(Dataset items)
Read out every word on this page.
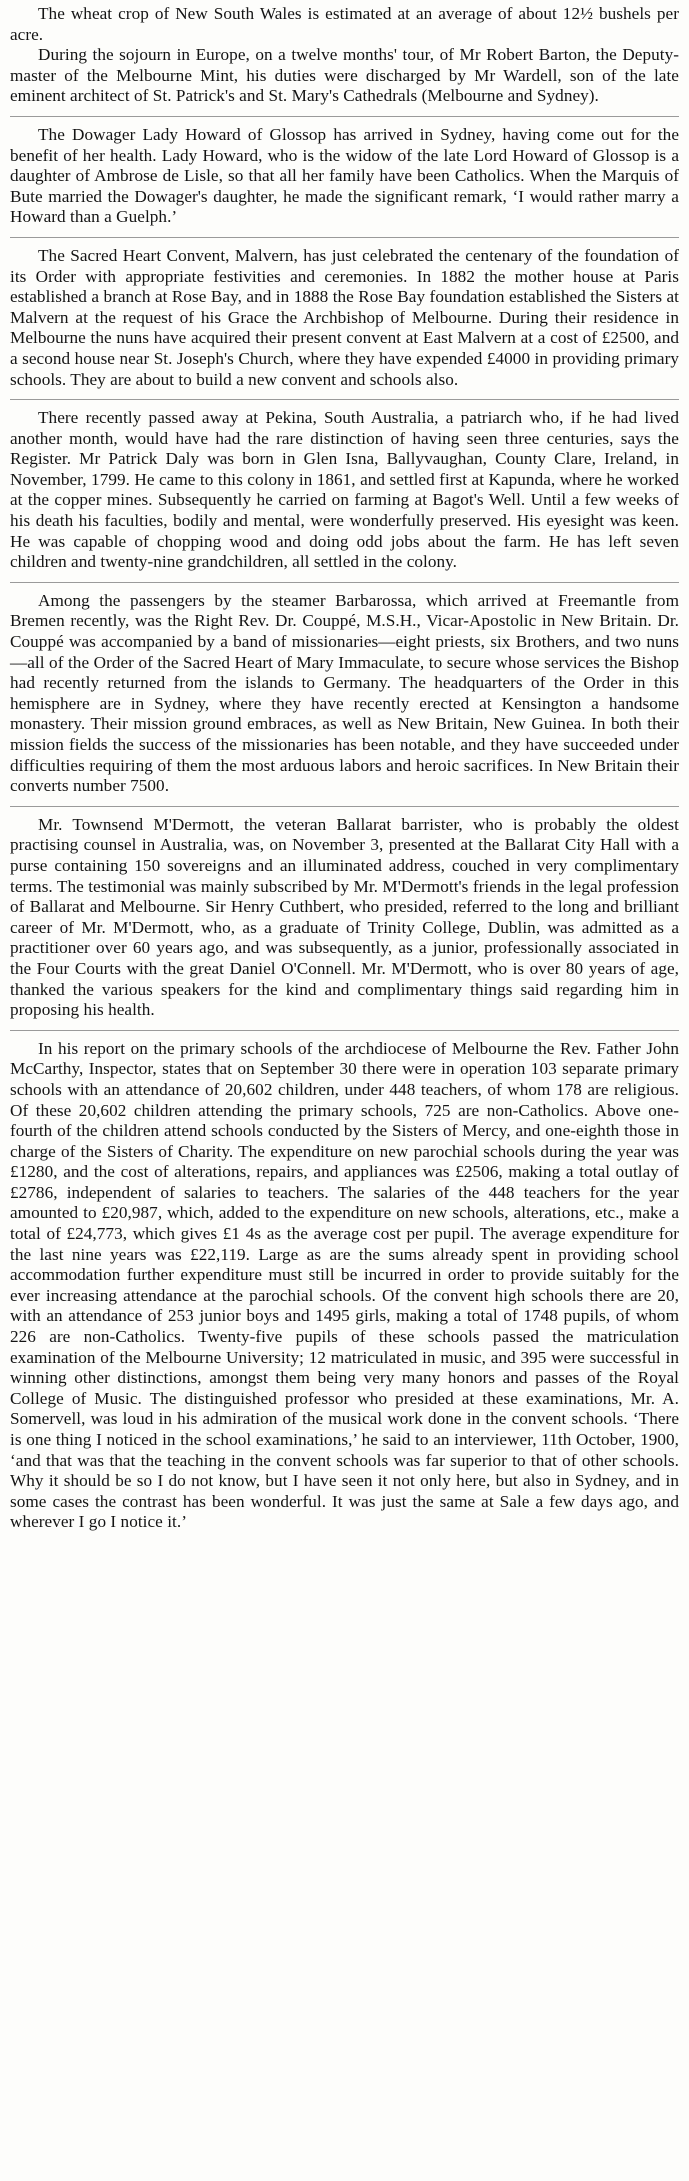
The wheat crop of New South Wales is estimated at an average of about 12½ bushels per acre.

During the sojourn in Europe, on a twelve months' tour, of Mr Robert Barton, the Deputy-master of the Melbourne Mint, his duties were discharged by Mr Wardell, son of the late eminent architect of St. Patrick's and St. Mary's Cathedrals (Melbourne and Sydney).

The Dowager Lady Howard of Glossop has arrived in Sydney, having come out for the benefit of her health. Lady Howard, who is the widow of the late Lord Howard of Glossop is a daughter of Ambrose de Lisle, so that all her family have been Catholics. When the Marquis of Bute married the Dowager's daughter, he made the significant remark, ‘I would rather marry a Howard than a Guelph.’

The Sacred Heart Convent, Malvern, has just celebrated the centenary of the foundation of its Order with appropriate festivities and ceremonies. In 1882 the mother house at Paris established a branch at Rose Bay, and in 1888 the Rose Bay foundation established the Sisters at Malvern at the request of his Grace the Archbishop of Melbourne. During their residence in Melbourne the nuns have acquired their present convent at East Malvern at a cost of £2500, and a second house near St. Joseph's Church, where they have expended £4000 in providing primary schools. They are about to build a new convent and schools also.

There recently passed away at Pekina, South Australia, a patriarch who, if he had lived another month, would have had the rare distinction of having seen three centuries, says the Register. Mr Patrick Daly was born in Glen Isna, Ballyvaughan, County Clare, Ireland, in November, 1799. He came to this colony in 1861, and settled first at Kapunda, where he worked at the copper mines. Subsequently he carried on farming at Bagot's Well. Until a few weeks of his death his faculties, bodily and mental, were wonderfully preserved. His eyesight was keen. He was capable of chopping wood and doing odd jobs about the farm. He has left seven children and twenty-nine grandchildren, all settled in the colony.

Among the passengers by the steamer Barbarossa, which arrived at Freemantle from Bremen recently, was the Right Rev. Dr. Couppé, M.S.H., Vicar-Apostolic in New Britain. Dr. Couppé was accompanied by a band of missionaries—eight priests, six Brothers, and two nuns—all of the Order of the Sacred Heart of Mary Immaculate, to secure whose services the Bishop had recently returned from the islands to Germany. The headquarters of the Order in this hemisphere are in Sydney, where they have recently erected at Kensington a handsome monastery. Their mission ground embraces, as well as New Britain, New Guinea. In both their mission fields the success of the missionaries has been notable, and they have succeeded under difficulties requiring of them the most arduous labors and heroic sacrifices. In New Britain their converts number 7500.

Mr. Townsend M'Dermott, the veteran Ballarat barrister, who is probably the oldest practising counsel in Australia, was, on November 3, presented at the Ballarat City Hall with a purse containing 150 sovereigns and an illuminated address, couched in very complimentary terms. The testimonial was mainly subscribed by Mr. M'Dermott's friends in the legal profession of Ballarat and Melbourne. Sir Henry Cuthbert, who presided, referred to the long and brilliant career of Mr. M'Dermott, who, as a graduate of Trinity College, Dublin, was admitted as a practitioner over 60 years ago, and was subsequently, as a junior, professionally associated in the Four Courts with the great Daniel O'Connell. Mr. M'Dermott, who is over 80 years of age, thanked the various speakers for the kind and complimentary things said regarding him in proposing his health.

In his report on the primary schools of the archdiocese of Melbourne the Rev. Father John McCarthy, Inspector, states that on September 30 there were in operation 103 separate primary schools with an attendance of 20,602 children, under 448 teachers, of whom 178 are religious. Of these 20,602 children attending the primary schools, 725 are non-Catholics. Above one-fourth of the children attend schools conducted by the Sisters of Mercy, and one-eighth those in charge of the Sisters of Charity. The expenditure on new parochial schools during the year was £1280, and the cost of alterations, repairs, and appliances was £2506, making a total outlay of £2786, independent of salaries to teachers. The salaries of the 448 teachers for the year amounted to £20,987, which, added to the expenditure on new schools, alterations, etc., make a total of £24,773, which gives £1 4s as the average cost per pupil. The average expenditure for the last nine years was £22,119. Large as are the sums already spent in providing school accommodation further expenditure must still be incurred in order to provide suitably for the ever increasing attendance at the parochial schools. Of the convent high schools there are 20, with an attendance of 253 junior boys and 1495 girls, making a total of 1748 pupils, of whom 226 are non-Catholics. Twenty-five pupils of these schools passed the matriculation examination of the Melbourne University; 12 matriculated in music, and 395 were successful in winning other distinctions, amongst them being very many honors and passes of the Royal College of Music. The distinguished professor who presided at these examinations, Mr. A. Somervell, was loud in his admiration of the musical work done in the convent schools. ‘There is one thing I noticed in the school examinations,’ he said to an interviewer, 11th October, 1900, ‘and that was that the teaching in the convent schools was far superior to that of other schools. Why it should be so I do not know, but I have seen it not only here, but also in Sydney, and in some cases the contrast has been wonderful. It was just the same at Sale a few days ago, and wherever I go I notice it.’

Given problem: Each line in the material either holds the string "recently" or does not. State how many do, and nothing else.

Response below: 2